*Exercise requirements*. Show all lines from the data that include the word "Trailer".

Items from a dataset:
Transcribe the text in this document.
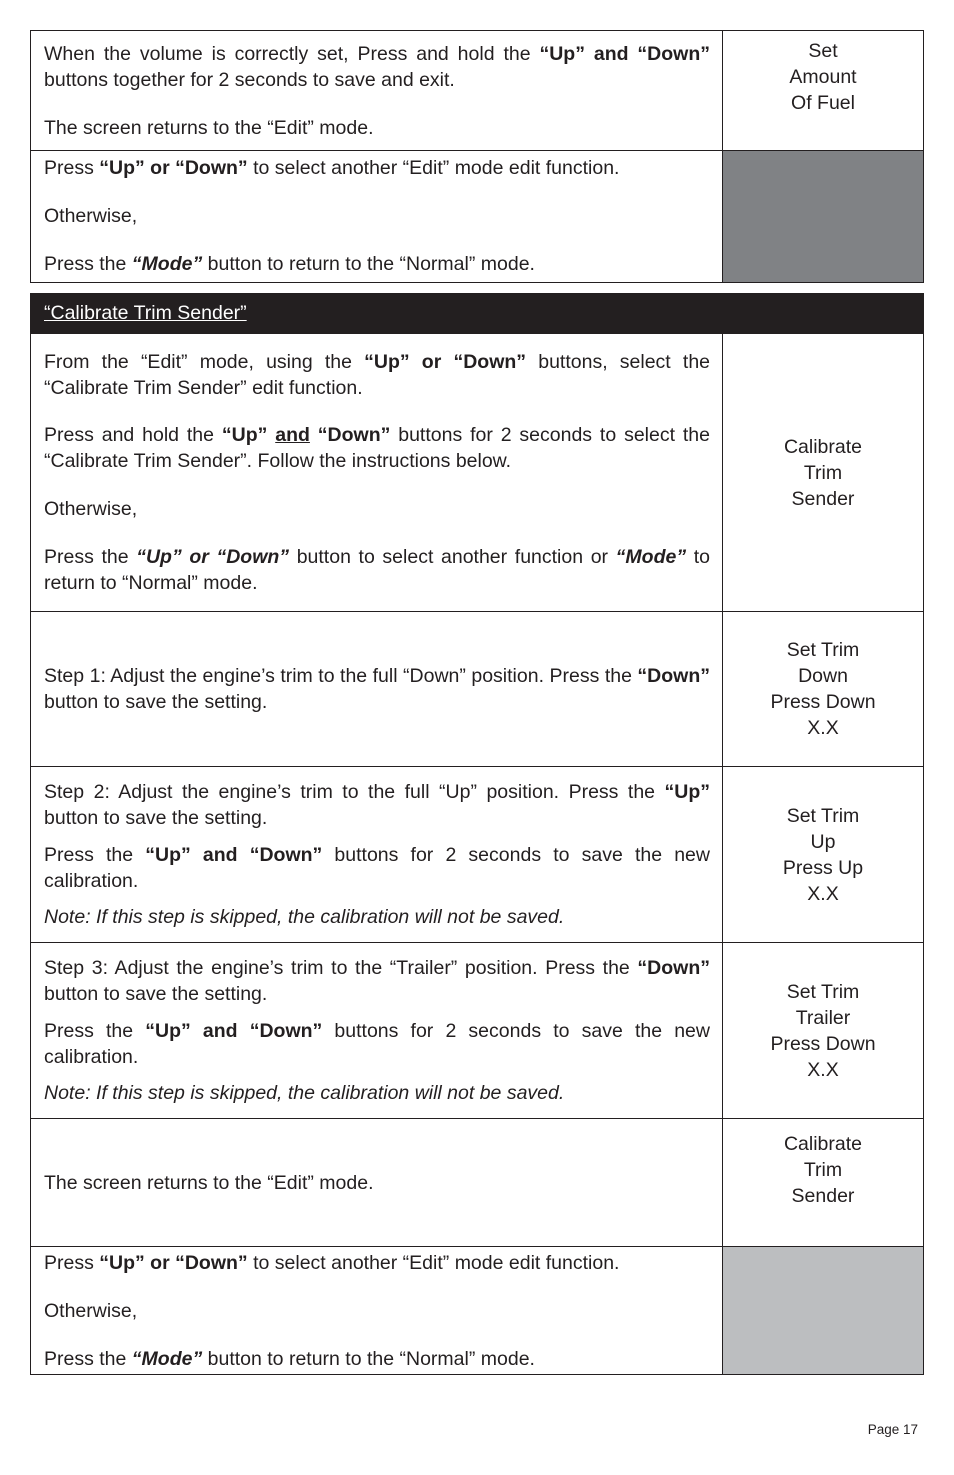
When the volume is correctly set, Press and hold the “Up” and “Down” buttons together for 2 seconds to save and exit.

The screen returns to the “Edit” mode.

Set
Amount
Of Fuel

Press “Up” or “Down” to select another “Edit” mode edit function.

Otherwise,

Press the “Mode” button to return to the “Normal” mode.

“Calibrate Trim Sender”

From the “Edit” mode, using the “Up” or “Down” buttons, select the “Calibrate Trim Sender” edit function.

Press and hold the “Up” and “Down” buttons for 2 seconds to select the “Calibrate Trim Sender”. Follow the instructions below.

Otherwise,

Press the “Up” or “Down” button to select another function or “Mode” to return to “Normal” mode.

Calibrate
Trim
Sender

Step 1: Adjust the engine’s trim to the full “Down” position. Press the “Down” button to save the setting.

Set Trim
Down
Press Down
X.X

Step 2: Adjust the engine’s trim to the full “Up” position. Press the “Up” button to save the setting.

Press the “Up” and “Down” buttons for 2 seconds to save the new calibration.

Note: If this step is skipped, the calibration will not be saved.

Set Trim
Up
Press Up
X.X

Step 3: Adjust the engine’s trim to the “Trailer” position. Press the “Down” button to save the setting.

Press the “Up” and “Down” buttons for 2 seconds to save the new calibration.

Note: If this step is skipped, the calibration will not be saved.

Set Trim
Trailer
Press Down
X.X

The screen returns to the “Edit” mode.

Calibrate
Trim
Sender

Press “Up” or “Down” to select another “Edit” mode edit function.

Otherwise,

Press the “Mode” button to return to the “Normal” mode.

Page 17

*Result*.
Step 3: Adjust the engine’s trim to the “Trailer” position. Press the “Down” button to save the setting.
Trailer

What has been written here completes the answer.